═════ Data section

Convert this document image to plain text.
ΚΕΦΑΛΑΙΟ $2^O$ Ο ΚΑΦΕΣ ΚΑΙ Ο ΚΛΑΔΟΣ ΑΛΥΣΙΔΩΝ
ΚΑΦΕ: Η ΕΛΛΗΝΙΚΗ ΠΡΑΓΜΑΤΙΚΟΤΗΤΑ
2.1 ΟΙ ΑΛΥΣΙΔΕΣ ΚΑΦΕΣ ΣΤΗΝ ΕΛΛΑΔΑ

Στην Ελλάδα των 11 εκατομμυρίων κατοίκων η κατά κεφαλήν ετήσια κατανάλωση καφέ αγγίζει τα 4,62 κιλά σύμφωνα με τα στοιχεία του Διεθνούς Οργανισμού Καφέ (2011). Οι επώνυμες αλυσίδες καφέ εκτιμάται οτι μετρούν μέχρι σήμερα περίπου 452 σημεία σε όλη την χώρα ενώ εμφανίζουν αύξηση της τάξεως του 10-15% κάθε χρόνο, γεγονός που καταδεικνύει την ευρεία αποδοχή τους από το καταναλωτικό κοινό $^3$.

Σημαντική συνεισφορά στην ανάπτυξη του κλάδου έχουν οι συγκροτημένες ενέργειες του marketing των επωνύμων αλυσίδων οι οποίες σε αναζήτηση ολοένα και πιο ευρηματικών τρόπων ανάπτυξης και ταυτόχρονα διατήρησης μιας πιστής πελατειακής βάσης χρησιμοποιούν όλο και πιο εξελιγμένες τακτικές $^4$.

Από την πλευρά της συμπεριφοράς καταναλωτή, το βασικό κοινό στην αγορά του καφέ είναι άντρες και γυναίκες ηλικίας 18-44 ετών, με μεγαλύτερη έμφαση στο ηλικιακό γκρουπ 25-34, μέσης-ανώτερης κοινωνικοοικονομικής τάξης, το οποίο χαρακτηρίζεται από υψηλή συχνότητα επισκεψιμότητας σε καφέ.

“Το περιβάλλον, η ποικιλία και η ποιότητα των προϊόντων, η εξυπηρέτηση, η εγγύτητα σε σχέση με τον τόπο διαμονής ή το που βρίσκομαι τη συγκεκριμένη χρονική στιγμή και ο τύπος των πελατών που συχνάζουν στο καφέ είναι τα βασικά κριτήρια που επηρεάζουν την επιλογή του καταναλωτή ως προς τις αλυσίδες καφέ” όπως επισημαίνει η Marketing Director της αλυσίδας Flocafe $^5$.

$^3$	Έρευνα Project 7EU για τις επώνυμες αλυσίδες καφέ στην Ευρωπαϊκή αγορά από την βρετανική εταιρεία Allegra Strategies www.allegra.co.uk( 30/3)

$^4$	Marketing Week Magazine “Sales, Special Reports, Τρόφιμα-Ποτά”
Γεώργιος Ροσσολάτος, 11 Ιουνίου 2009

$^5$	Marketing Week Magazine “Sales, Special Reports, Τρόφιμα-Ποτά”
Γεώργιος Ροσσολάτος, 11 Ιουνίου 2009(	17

══════════

**Set task:**
Search the data for the string "κοινό" and copy each line where it appears.

**Result of the task:**
Στην Ελλάδα των 11 εκατομμυρίων κατοίκων η κατά κεφαλήν ετήσια κατανάλωση καφέ αγγίζει τα 4,62 κιλά σύμφωνα με τα στοιχεία του Διεθνούς Οργανισμού Καφέ (2011). Οι επώνυμες αλυσίδες καφέ εκτιμάται οτι μετρούν μέχρι σήμερα περίπου 452 σημεία σε όλη την χώρα ενώ εμφανίζουν αύξηση της τάξεως του 10-15% κάθε χρόνο, γεγονός που καταδεικνύει την ευρεία αποδοχή τους από το καταναλωτικό κοινό $^3$.
Από την πλευρά της συμπεριφοράς καταναλωτή, το βασικό κοινό στην αγορά του καφέ είναι άντρες και γυναίκες ηλικίας 18-44 ετών, με μεγαλύτερη έμφαση στο ηλικιακό γκρουπ 25-34, μέσης-ανώτερης κοινωνικοοικονομικής τάξης, το οποίο χαρακτηρίζεται από υψηλή συχνότητα επισκεψιμότητας σε καφέ.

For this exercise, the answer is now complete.